* Entries provided
========================================
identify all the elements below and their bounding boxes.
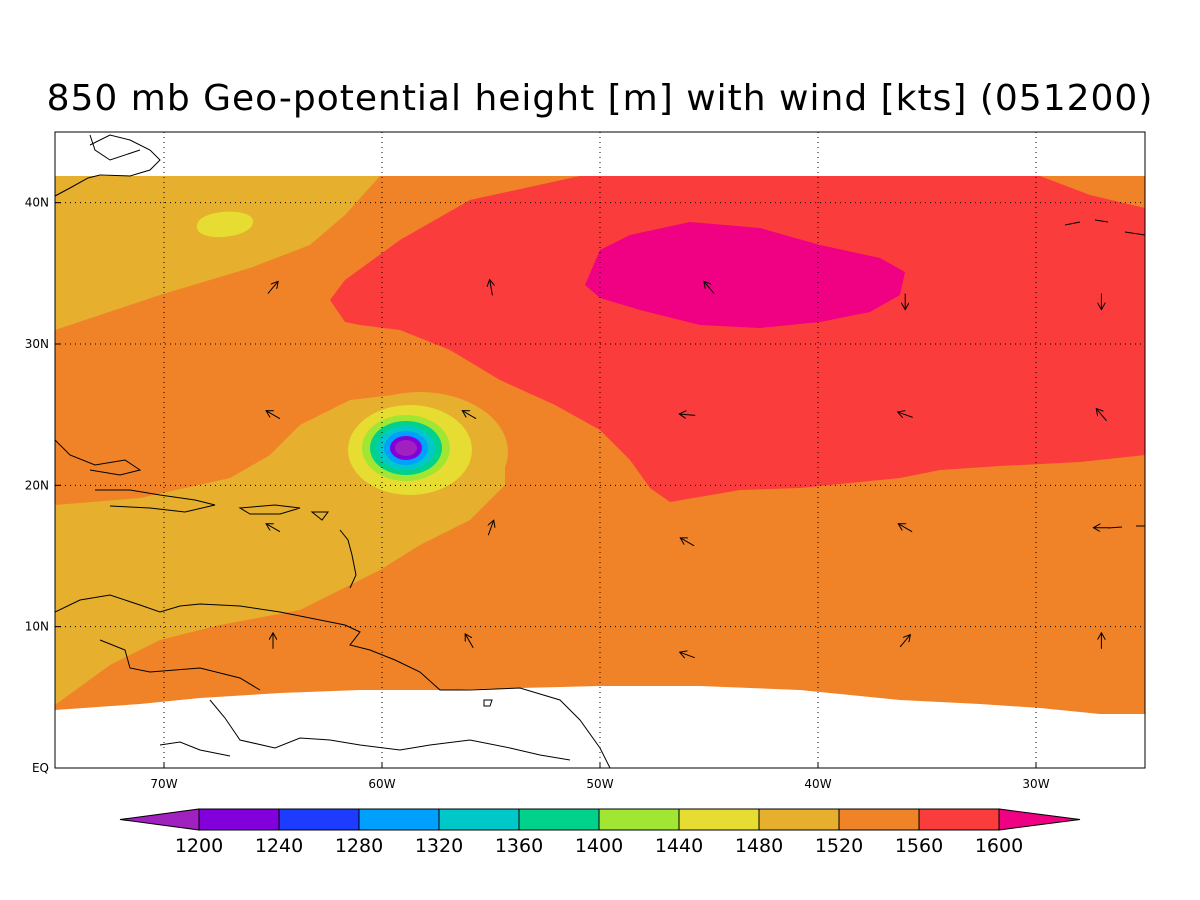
wind-arrow [899,635,910,648]
colorbar-level-label: 1280 [335,835,383,857]
wind-arrow [490,280,493,296]
colorbar-segment [278,808,360,831]
wind-arrow [898,412,913,417]
gridlines [55,132,1145,768]
lat-tick-label: 20N [25,478,49,492]
wind-vectors [266,280,1110,658]
lon-tick-label: 50W [586,777,613,791]
colorbar-segment [598,808,680,831]
wind-arrow [465,634,474,648]
colorbar-segment [358,808,440,831]
colorbar-lower-extend [119,808,200,831]
band-1520-north [55,176,380,330]
lat-tick-label: 10N [25,620,49,634]
wind-arrow [488,520,493,536]
colorbar-segment [518,808,600,831]
wind-arrow [680,652,695,657]
wind-arrow [679,414,696,415]
colorbar-segment [838,808,920,831]
wind-arrow [898,524,913,533]
lon-tick-label: 70W [150,777,177,791]
colorbar-level-label: 1320 [415,835,463,857]
colorbar-level-label: 1360 [495,835,543,857]
colorbar-level-label: 1520 [815,835,863,857]
cyclone-low [332,392,508,512]
coastlines [55,134,1145,768]
colorbar-level-label: 1400 [575,835,623,857]
colorbar-segment [918,808,1000,831]
wind-arrow [1096,409,1107,422]
wind-arrow [704,281,715,294]
colorbar-level-label: 1440 [655,835,703,857]
lon-tick-label: 40W [804,777,831,791]
lat-tick-label: 30N [25,337,49,351]
wind-arrow [267,281,278,294]
lon-tick-label: 60W [368,777,395,791]
wind-arrow [266,411,281,420]
colorbar-segment [438,808,520,831]
colorbar-level-label: 1600 [975,835,1023,857]
height-field [55,132,1145,768]
wind-arrow [266,524,281,533]
band-1600 [330,176,1145,502]
lat-tick-label: 40N [25,196,49,210]
colorbar-segment [758,808,840,831]
colorbar-level-label: 1240 [255,835,303,857]
latitude-axis: EQ 10N 20N 30N 40N [25,196,61,775]
wind-arrow [680,538,695,547]
colorbar-upper-extend [998,808,1081,831]
colorbar-level-label: 1200 [175,835,223,857]
lat-tick-label: EQ [32,761,49,775]
colorbar-level-label: 1480 [735,835,783,857]
wind-arrow [462,411,477,420]
band-1480-blob-nw [196,211,253,238]
band-1640 [585,222,905,328]
colorbar: 1200 1240 1280 1320 1360 1400 1440 1480 1520 1560… [119,808,1081,857]
lon-tick-label: 30W [1022,777,1049,791]
colorbar-level-label: 1560 [895,835,943,857]
colorbar-segment [198,808,280,831]
colorbar-segment [678,808,760,831]
longitude-axis: 70W 60W 50W 40W 30W [150,762,1050,791]
map-title: 850 mb Geo-potential height [m] with win… [46,78,1154,119]
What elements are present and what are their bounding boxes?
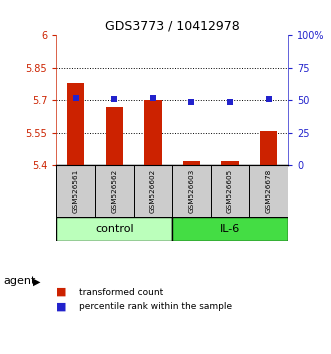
Text: GSM526605: GSM526605	[227, 169, 233, 213]
Text: percentile rank within the sample: percentile rank within the sample	[79, 302, 233, 311]
Text: IL-6: IL-6	[220, 224, 240, 234]
Bar	[211, 165, 249, 217]
Bar	[183, 161, 200, 165]
Bar	[172, 217, 288, 241]
Text: ■: ■	[56, 301, 67, 311]
Bar	[221, 161, 239, 165]
Bar	[56, 217, 172, 241]
Bar	[56, 165, 95, 217]
Bar	[106, 107, 123, 165]
Point	[73, 95, 78, 101]
Point	[227, 99, 233, 104]
Bar	[172, 165, 211, 217]
Text: ▶: ▶	[33, 276, 41, 286]
Text: agent: agent	[3, 276, 36, 286]
Bar	[67, 83, 84, 165]
Text: control: control	[95, 224, 133, 234]
Text: ■: ■	[56, 287, 67, 297]
Text: GSM526602: GSM526602	[150, 169, 156, 213]
Title: GDS3773 / 10412978: GDS3773 / 10412978	[105, 20, 240, 33]
Bar	[133, 165, 172, 217]
Bar	[144, 100, 162, 165]
Text: GSM526678: GSM526678	[266, 169, 272, 213]
Point	[112, 96, 117, 102]
Point	[189, 99, 194, 104]
Text: GSM526562: GSM526562	[111, 169, 117, 213]
Text: GSM526561: GSM526561	[72, 169, 78, 213]
Point	[150, 95, 156, 101]
Text: transformed count: transformed count	[79, 287, 164, 297]
Bar	[249, 165, 288, 217]
Point	[266, 96, 271, 102]
Bar	[95, 165, 133, 217]
Text: GSM526603: GSM526603	[188, 169, 194, 213]
Bar	[260, 131, 277, 165]
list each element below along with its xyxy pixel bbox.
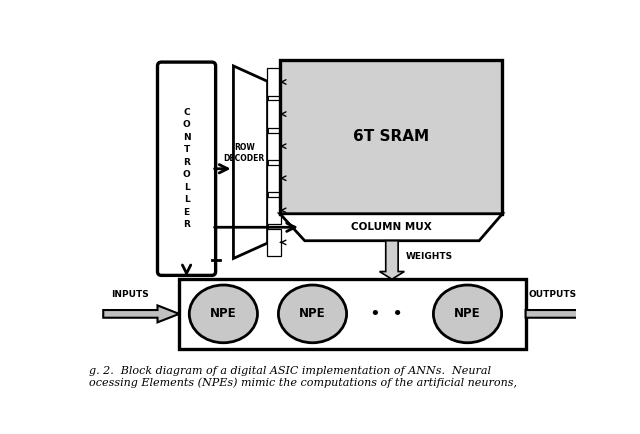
Text: g. 2.  Block diagram of a digital ASIC implementation of ANNs.  Neural: g. 2. Block diagram of a digital ASIC im… [90,366,492,376]
Bar [267,197,281,224]
Text: COLUMN MUX: COLUMN MUX [351,222,431,232]
Text: INPUTS: INPUTS [111,290,149,299]
Text: OUTPUTS: OUTPUTS [529,290,577,299]
Text: ROW
DECODER: ROW DECODER [223,143,265,163]
Bar [381,214,401,228]
Bar [355,214,373,228]
Bar [436,214,456,228]
Bar [267,132,281,160]
Polygon shape [234,66,268,258]
Text: NPE: NPE [454,307,481,320]
Bar [267,100,281,128]
Text: 6T SRAM: 6T SRAM [353,129,429,144]
Text: ocessing Elements (NPEs) mimic the computations of the artificial neurons,: ocessing Elements (NPEs) mimic the compu… [90,377,517,388]
Text: NPE: NPE [299,307,326,320]
Ellipse shape [278,285,347,343]
Bar [267,164,281,192]
Text: WEIGHTS: WEIGHTS [406,252,453,261]
Ellipse shape [433,285,502,343]
Text: NPE: NPE [210,307,237,320]
Polygon shape [103,306,179,322]
Bar [463,214,483,228]
Bar [409,214,428,228]
FancyBboxPatch shape [157,62,216,276]
Bar [179,279,525,349]
Ellipse shape [189,285,257,343]
Polygon shape [380,241,404,279]
Text: •  •: • • [370,305,403,323]
Polygon shape [525,306,602,322]
Bar [300,214,319,228]
Bar [327,214,346,228]
Bar [267,229,281,256]
Text: C
O
N
T
R
O
L
L
E
R: C O N T R O L L E R [182,108,191,230]
Polygon shape [280,214,502,241]
Bar [267,68,281,95]
Bar [280,60,502,214]
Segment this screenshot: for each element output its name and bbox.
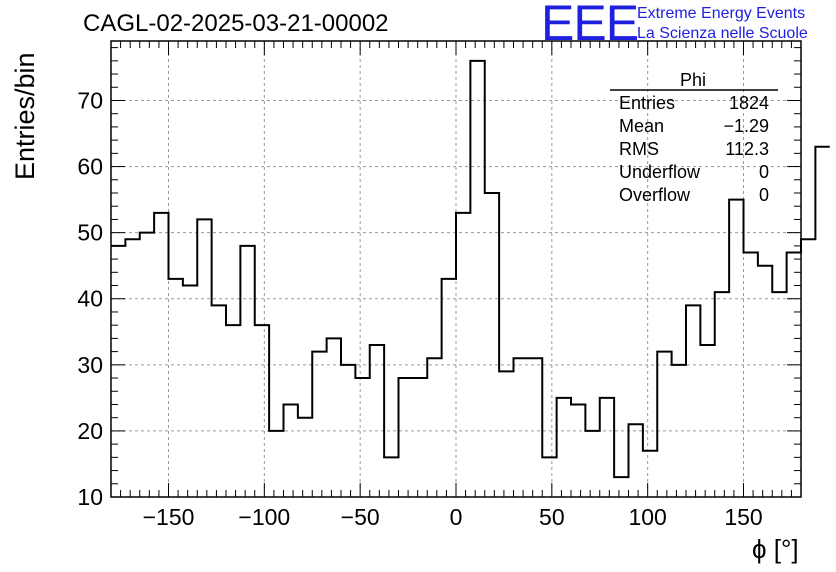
chart-title: CAGL-02-2025-03-21-00002 (83, 10, 389, 37)
stats-label-entries: Entries (619, 93, 676, 113)
y-tick-label: 50 (77, 220, 103, 246)
x-tick-label: −50 (341, 504, 380, 530)
stats-title: Phi (680, 70, 707, 90)
stats-label-rms: RMS (619, 139, 659, 159)
logo-line-2: La Scienza nelle Scuole (637, 25, 808, 42)
y-tick-label: 30 (77, 352, 103, 378)
y-tick-label: 20 (77, 418, 103, 444)
y-axis-label: Entries/bin (10, 52, 40, 180)
stats-label-overflow: Overflow (619, 185, 691, 205)
histogram-series (111, 59, 830, 479)
logo-line-1: Extreme Energy Events (637, 5, 806, 22)
y-tick-label: 40 (77, 286, 103, 312)
x-tick-label: 100 (628, 504, 666, 530)
eee-logo: EEE (541, 0, 639, 51)
stats-label-mean: Mean (619, 116, 665, 136)
stats-value-rms: 112.3 (725, 139, 769, 159)
x-tick-label: 150 (724, 504, 762, 530)
stats-value-overflow: 0 (758, 185, 769, 205)
stats-value-mean: −1.29 (723, 116, 769, 136)
x-tick-label: 50 (539, 504, 565, 530)
stats-value-underflow: 0 (758, 162, 769, 182)
y-tick-label: 70 (77, 87, 103, 113)
y-tick-label: 60 (77, 154, 103, 180)
x-tick-label: −150 (143, 504, 195, 530)
stats-label-underflow: Underflow (619, 162, 701, 182)
x-tick-label: −100 (238, 504, 290, 530)
stats-value-entries: 1824 (728, 93, 769, 113)
x-axis-label: ϕ [°] (752, 534, 799, 564)
y-tick-label: 10 (77, 484, 103, 510)
x-tick-label: 0 (450, 504, 463, 530)
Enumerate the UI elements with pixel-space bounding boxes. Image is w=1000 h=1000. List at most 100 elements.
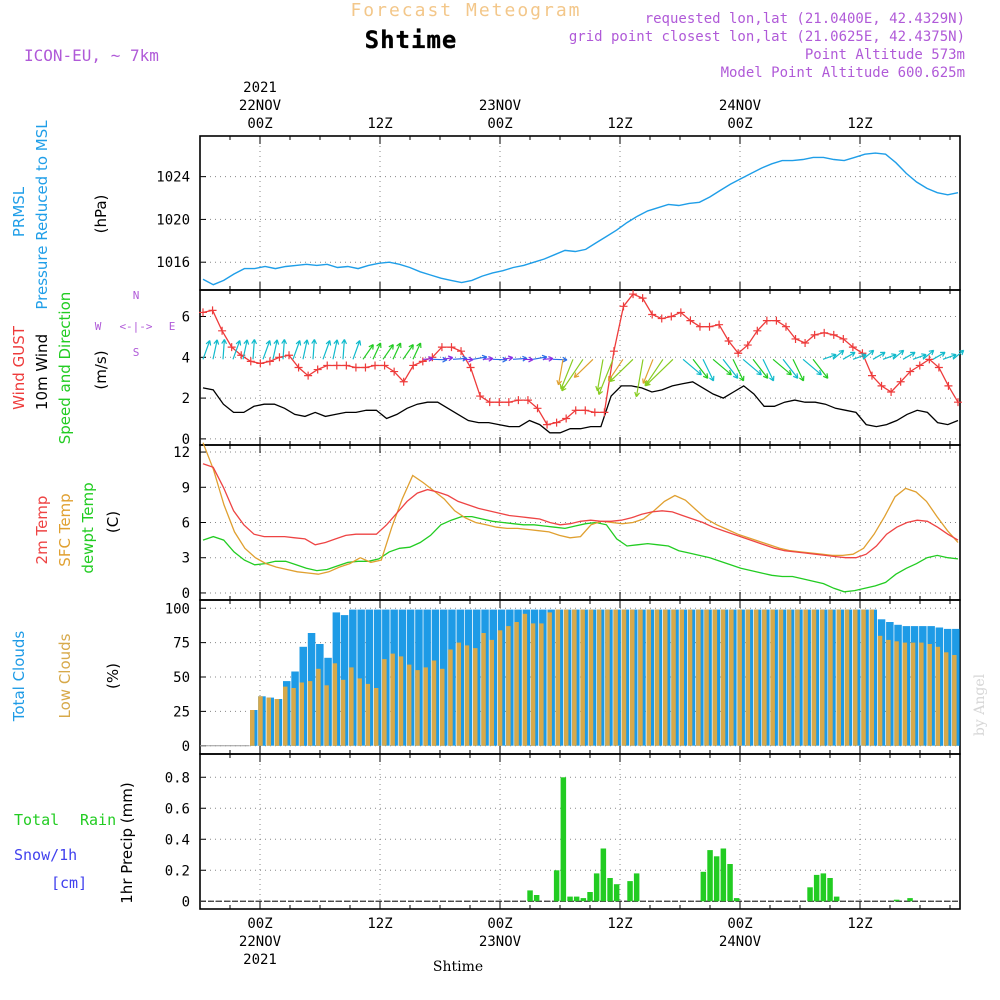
========================================
* What you will do
In the listing, copy out the lines from the one containing "chart-title: CAGL-02-2025-03-21-00002 (83, 10, 389, 37)" up to and including the one containing "stats-value-overflow: 0 (758, 185, 769, 205)", unchanged.

* Task result
chart-title: CAGL-02-2025-03-21-00002 (83, 10, 389, 37)
stats-label-entries: Entries (619, 93, 676, 113)
y-tick-label: 50 (77, 220, 103, 246)
x-tick-label: −50 (341, 504, 380, 530)
stats-title: Phi (680, 70, 707, 90)
stats-label-rms: RMS (619, 139, 659, 159)
logo-line-2: La Scienza nelle Scuole (637, 25, 808, 42)
y-tick-label: 30 (77, 352, 103, 378)
y-tick-label: 20 (77, 418, 103, 444)
y-axis-label: Entries/bin (10, 52, 40, 180)
stats-label-overflow: Overflow (619, 185, 691, 205)
histogram-series (111, 59, 830, 479)
logo-line-1: Extreme Energy Events (637, 5, 806, 22)
y-tick-label: 40 (77, 286, 103, 312)
x-tick-label: 100 (628, 504, 666, 530)
eee-logo: EEE (541, 0, 639, 51)
stats-label-mean: Mean (619, 116, 665, 136)
stats-value-rms: 112.3 (725, 139, 769, 159)
x-tick-label: 150 (724, 504, 762, 530)
stats-value-overflow: 0 (758, 185, 769, 205)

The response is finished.